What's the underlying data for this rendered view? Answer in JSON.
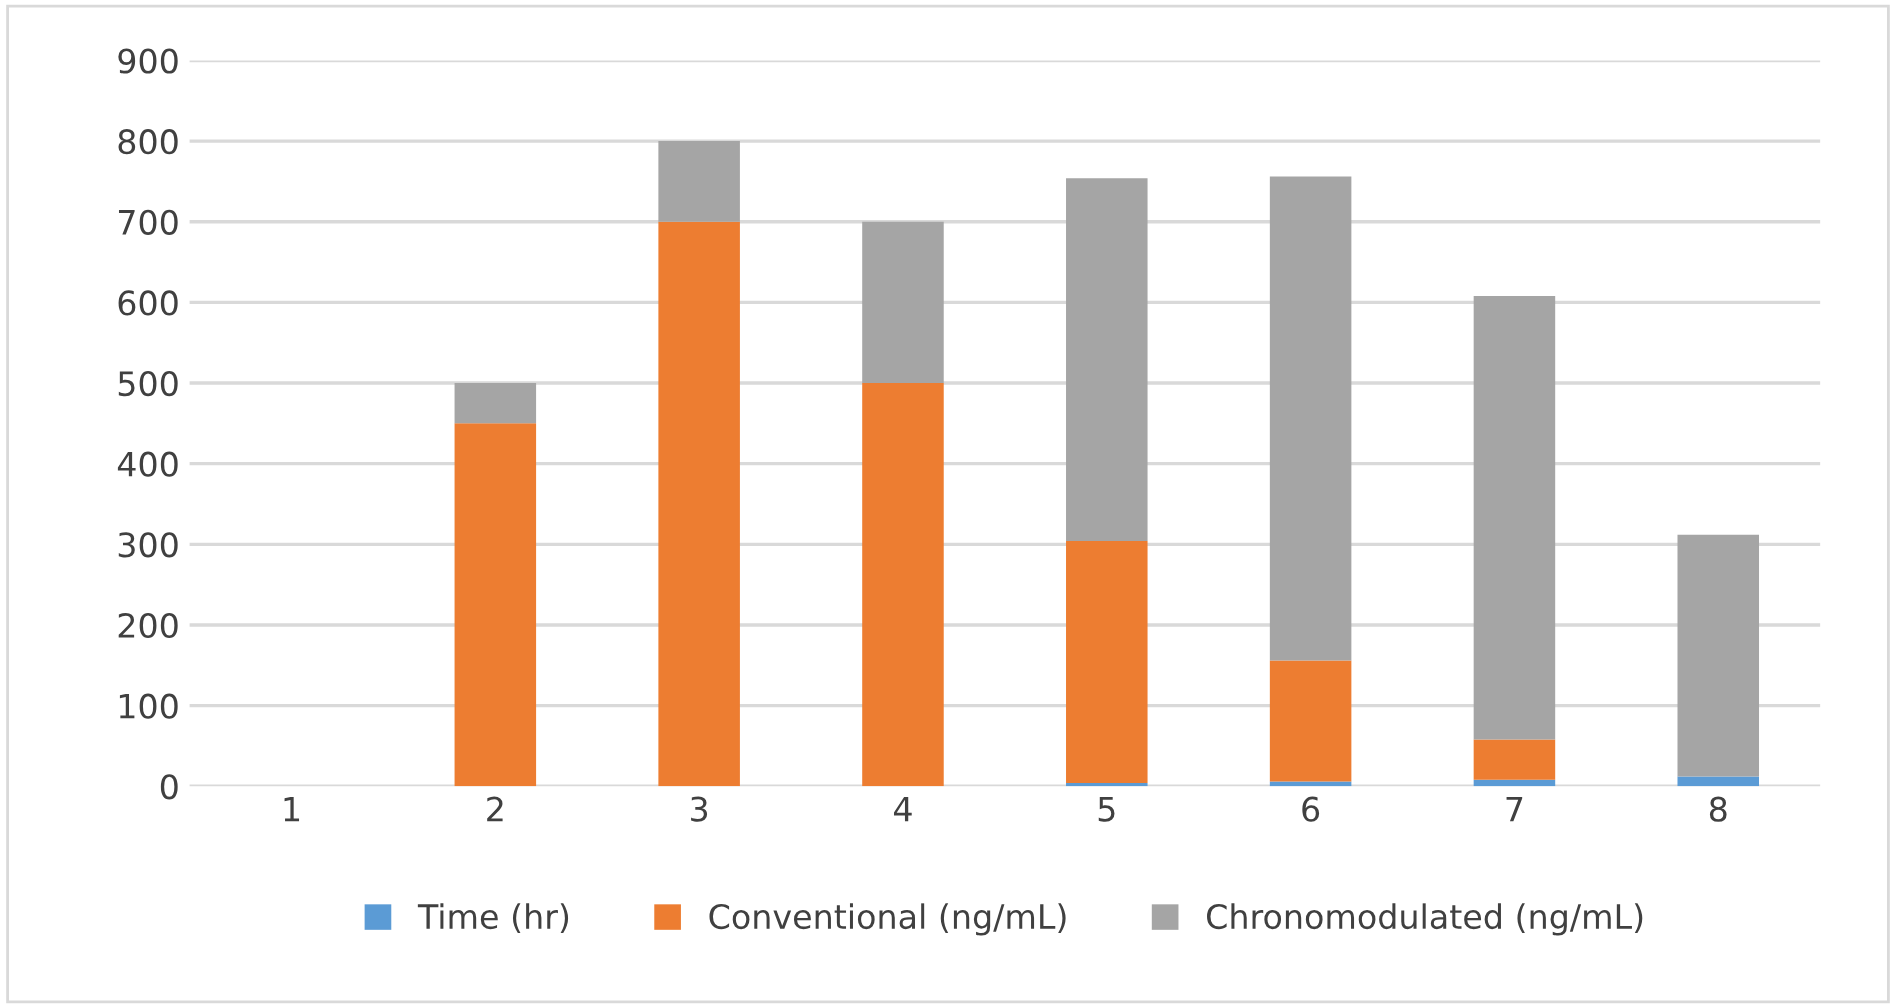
{
  "chart_data": {
    "type": "bar",
    "stacked": true,
    "categories": [
      "1",
      "2",
      "3",
      "4",
      "5",
      "6",
      "7",
      "8"
    ],
    "series": [
      {
        "name": "Time (hr)",
        "color": "#5b9bd5",
        "values": [
          0,
          null,
          null,
          null,
          4,
          6,
          8,
          12
        ]
      },
      {
        "name": "Conventional (ng/mL)",
        "color": "#ed7d31",
        "values": [
          0,
          450,
          700,
          500,
          300,
          150,
          50,
          0
        ]
      },
      {
        "name": "Chronomodulated (ng/mL)",
        "color": "#a5a5a5",
        "values": [
          0,
          50,
          100,
          200,
          450,
          600,
          550,
          300
        ]
      }
    ],
    "ylim": [
      0,
      900
    ],
    "yticks": [
      0,
      100,
      200,
      300,
      400,
      500,
      600,
      700,
      800,
      900
    ],
    "grid": "y",
    "legend": "bottom"
  }
}
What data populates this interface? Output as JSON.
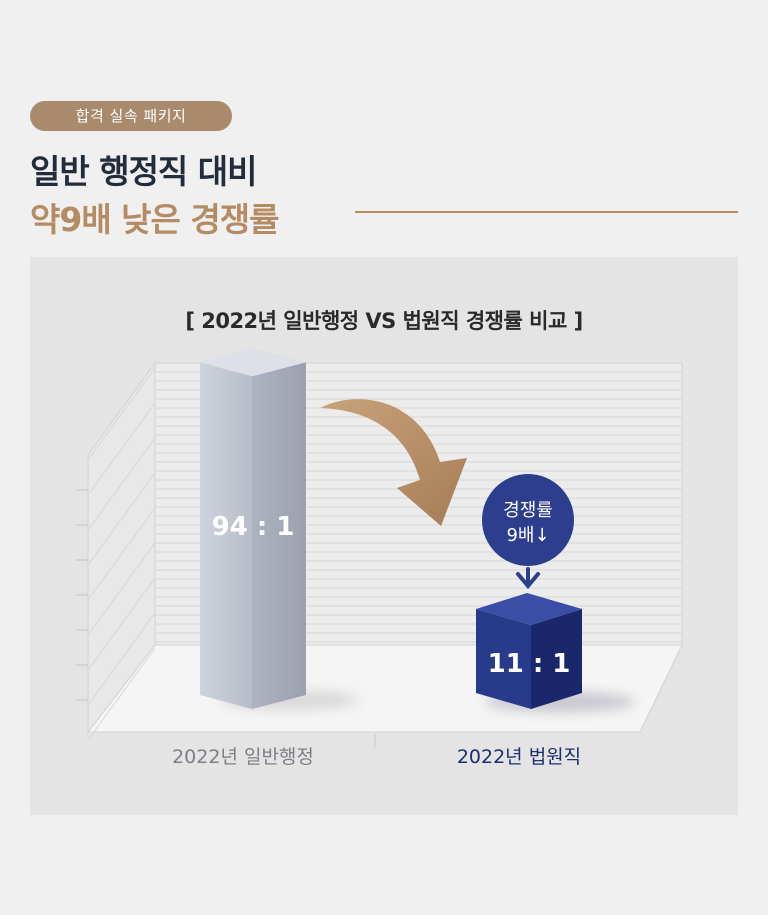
{
  "header": {
    "badge": "합격 실속 패키지",
    "title_line1": "일반 행정직 대비",
    "title_line2": "약9배 낮은 경쟁률"
  },
  "chart_data": {
    "type": "bar",
    "title": "[ 2022년 일반행정 VS 법원직 경쟁률 비교 ]",
    "categories": [
      "2022년 일반행정",
      "2022년 법원직"
    ],
    "values": [
      94,
      11
    ],
    "data_labels": [
      "94 : 1",
      "11 : 1"
    ],
    "annotation": {
      "line1": "경쟁률",
      "line2": "9배↓"
    },
    "ylim": [
      0,
      100
    ],
    "colors": {
      "bar1_front": "#c7cbd6",
      "bar1_side": "#a6abb8",
      "bar1_top": "#dde0e7",
      "bar2_front": "#283a8a",
      "bar2_side": "#1a276b",
      "bar2_top": "#3a4ea6",
      "arrow": "#b48b62",
      "annotation": "#2d3e8e",
      "label1": "#7d7f86",
      "label2": "#1d2f6e"
    }
  }
}
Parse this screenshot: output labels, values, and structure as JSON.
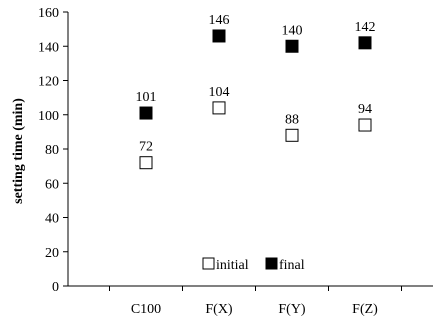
{
  "chart_data": {
    "type": "scatter",
    "categories": [
      "C100",
      "F(X)",
      "F(Y)",
      "F(Z)"
    ],
    "series": [
      {
        "name": "initial",
        "values": [
          72,
          104,
          88,
          94
        ],
        "marker": "open-square",
        "color": "#000000"
      },
      {
        "name": "final",
        "values": [
          101,
          146,
          140,
          142
        ],
        "marker": "filled-square",
        "color": "#000000"
      }
    ],
    "title": "",
    "xlabel": "",
    "ylabel": "setting time (min)",
    "ylim": [
      0,
      160
    ],
    "yticks": [
      0,
      20,
      40,
      60,
      80,
      100,
      120,
      140,
      160
    ],
    "grid": false,
    "legend_position": "bottom-center",
    "data_labels": true
  }
}
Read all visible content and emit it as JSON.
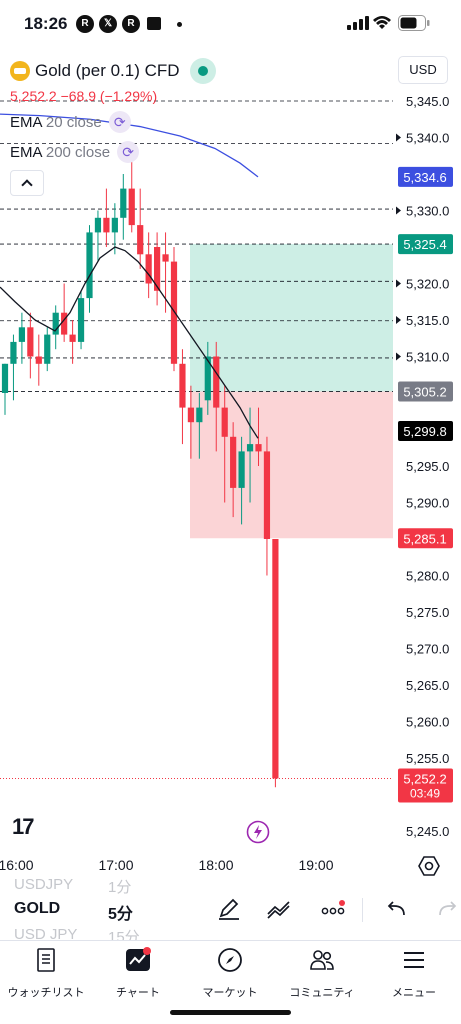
{
  "status_bar": {
    "time": "18:26",
    "icons": [
      "r-app-icon",
      "x-icon",
      "r-app-icon",
      "notification-icon"
    ],
    "right_icons": [
      "signal-icon",
      "wifi-icon",
      "battery-icon"
    ]
  },
  "chart": {
    "symbol_name": "Gold (per 0.1) CFD",
    "price_text": "5,252.2  −68.9 (−1.29%)",
    "currency": "USD",
    "indicators": [
      {
        "name": "EMA",
        "params": "20 close"
      },
      {
        "name": "EMA",
        "params": "200 close"
      }
    ],
    "price_axis": [
      "5,345.0",
      "5,340.0",
      "5,335.0",
      "5,330.0",
      "5,325.0",
      "5,320.0",
      "5,315.0",
      "5,310.0",
      "5,305.0",
      "5,300.0",
      "5,295.0",
      "5,290.0",
      "5,285.0",
      "5,280.0",
      "5,275.0",
      "5,270.0",
      "5,265.0",
      "5,260.0",
      "5,255.0",
      "5,250.0",
      "5,245.0"
    ],
    "price_tags": [
      {
        "label": "5,334.6",
        "color": "#3c4fe0"
      },
      {
        "label": "5,325.4",
        "color": "#089981"
      },
      {
        "label": "5,305.2",
        "color": "#787b86"
      },
      {
        "label": "5,299.8",
        "color": "#000000"
      },
      {
        "label": "5,285.1",
        "color": "#f23645"
      },
      {
        "label": "5,252.2",
        "sub": "03:49",
        "color": "#f23645"
      }
    ],
    "time_axis": [
      "16:00",
      "17:00",
      "18:00",
      "19:00"
    ],
    "colors": {
      "up": "#089981",
      "down": "#f23645",
      "ema20": "#131722",
      "ema200": "#3c4fe0",
      "profit_zone": "#cdeee5",
      "loss_zone": "#fbd4d6"
    }
  },
  "toolbar": {
    "symbols": [
      "USDJPY",
      "GOLD",
      "USD JPY"
    ],
    "timeframes": [
      "1分",
      "5分",
      "15分"
    ],
    "active_symbol": "GOLD",
    "active_timeframe": "5分"
  },
  "bottom_nav": [
    {
      "label": "ウォッチリスト",
      "icon": "watchlist-icon"
    },
    {
      "label": "チャート",
      "icon": "chart-icon"
    },
    {
      "label": "マーケット",
      "icon": "compass-icon"
    },
    {
      "label": "コミュニティ",
      "icon": "community-icon"
    },
    {
      "label": "メニュー",
      "icon": "menu-icon"
    }
  ]
}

Work instructions: The data above needs to be retyped exactly, with the images left out.

Task solution:
What's the underlying data for this rendered view? Answer in JSON.
{
  "chart_data": {
    "type": "bar",
    "stacked": true,
    "categories": [
      "1",
      "2",
      "3",
      "4",
      "5",
      "6",
      "7",
      "8"
    ],
    "series": [
      {
        "name": "Time (hr)",
        "color": "#5b9bd5",
        "values": [
          0,
          null,
          null,
          null,
          4,
          6,
          8,
          12
        ]
      },
      {
        "name": "Conventional (ng/mL)",
        "color": "#ed7d31",
        "values": [
          0,
          450,
          700,
          500,
          300,
          150,
          50,
          0
        ]
      },
      {
        "name": "Chronomodulated (ng/mL)",
        "color": "#a5a5a5",
        "values": [
          0,
          50,
          100,
          200,
          450,
          600,
          550,
          300
        ]
      }
    ],
    "ylim": [
      0,
      900
    ],
    "yticks": [
      0,
      100,
      200,
      300,
      400,
      500,
      600,
      700,
      800,
      900
    ],
    "grid": "y",
    "legend": "bottom"
  }
}
What data populates this interface? Output as JSON.
{
  "header": {
    "badge": "합격 실속 패키지",
    "title_line1": "일반 행정직 대비",
    "title_line2": "약9배 낮은 경쟁률"
  },
  "chart_data": {
    "type": "bar",
    "title": "[ 2022년 일반행정 VS 법원직 경쟁률 비교 ]",
    "categories": [
      "2022년 일반행정",
      "2022년 법원직"
    ],
    "values": [
      94,
      11
    ],
    "data_labels": [
      "94 : 1",
      "11 : 1"
    ],
    "annotation": {
      "line1": "경쟁률",
      "line2": "9배↓"
    },
    "ylim": [
      0,
      100
    ],
    "colors": {
      "bar1_front": "#c7cbd6",
      "bar1_side": "#a6abb8",
      "bar1_top": "#dde0e7",
      "bar2_front": "#283a8a",
      "bar2_side": "#1a276b",
      "bar2_top": "#3a4ea6",
      "arrow": "#b48b62",
      "annotation": "#2d3e8e",
      "label1": "#7d7f86",
      "label2": "#1d2f6e"
    }
  }
}
Parse this screenshot: output labels, values, and structure as JSON.
{
  "chart_data": {
    "type": "scatter",
    "categories": [
      "C100",
      "F(X)",
      "F(Y)",
      "F(Z)"
    ],
    "series": [
      {
        "name": "initial",
        "values": [
          72,
          104,
          88,
          94
        ],
        "marker": "open-square",
        "color": "#000000"
      },
      {
        "name": "final",
        "values": [
          101,
          146,
          140,
          142
        ],
        "marker": "filled-square",
        "color": "#000000"
      }
    ],
    "title": "",
    "xlabel": "",
    "ylabel": "setting time (min)",
    "ylim": [
      0,
      160
    ],
    "yticks": [
      0,
      20,
      40,
      60,
      80,
      100,
      120,
      140,
      160
    ],
    "grid": false,
    "legend_position": "bottom-center",
    "data_labels": true
  }
}
Read all visible content and emit it as JSON.
{
  "status_bar": {
    "time": "18:26",
    "icons": [
      "r-app-icon",
      "x-icon",
      "r-app-icon",
      "notification-icon"
    ],
    "right_icons": [
      "signal-icon",
      "wifi-icon",
      "battery-icon"
    ]
  },
  "chart": {
    "symbol_name": "Gold (per 0.1) CFD",
    "price_text": "5,252.2  −68.9 (−1.29%)",
    "currency": "USD",
    "indicators": [
      {
        "name": "EMA",
        "params": "20 close"
      },
      {
        "name": "EMA",
        "params": "200 close"
      }
    ],
    "price_axis": [
      "5,345.0",
      "5,340.0",
      "5,335.0",
      "5,330.0",
      "5,325.0",
      "5,320.0",
      "5,315.0",
      "5,310.0",
      "5,305.0",
      "5,300.0",
      "5,295.0",
      "5,290.0",
      "5,285.0",
      "5,280.0",
      "5,275.0",
      "5,270.0",
      "5,265.0",
      "5,260.0",
      "5,255.0",
      "5,250.0",
      "5,245.0"
    ],
    "price_tags": [
      {
        "label": "5,334.6",
        "color": "#3c4fe0"
      },
      {
        "label": "5,325.4",
        "color": "#089981"
      },
      {
        "label": "5,305.2",
        "color": "#787b86"
      },
      {
        "label": "5,299.8",
        "color": "#000000"
      },
      {
        "label": "5,285.1",
        "color": "#f23645"
      },
      {
        "label": "5,252.2",
        "sub": "03:49",
        "color": "#f23645"
      }
    ],
    "time_axis": [
      "16:00",
      "17:00",
      "18:00",
      "19:00"
    ],
    "colors": {
      "up": "#089981",
      "down": "#f23645",
      "ema20": "#131722",
      "ema200": "#3c4fe0",
      "profit_zone": "#cdeee5",
      "loss_zone": "#fbd4d6"
    }
  },
  "toolbar": {
    "symbols": [
      "USDJPY",
      "GOLD",
      "USD JPY"
    ],
    "timeframes": [
      "1分",
      "5分",
      "15分"
    ],
    "active_symbol": "GOLD",
    "active_timeframe": "5分"
  },
  "bottom_nav": [
    {
      "label": "ウォッチリスト",
      "icon": "watchlist-icon"
    },
    {
      "label": "チャート",
      "icon": "chart-icon"
    },
    {
      "label": "マーケット",
      "icon": "compass-icon"
    },
    {
      "label": "コミュニティ",
      "icon": "community-icon"
    },
    {
      "label": "メニュー",
      "icon": "menu-icon"
    }
  ]
}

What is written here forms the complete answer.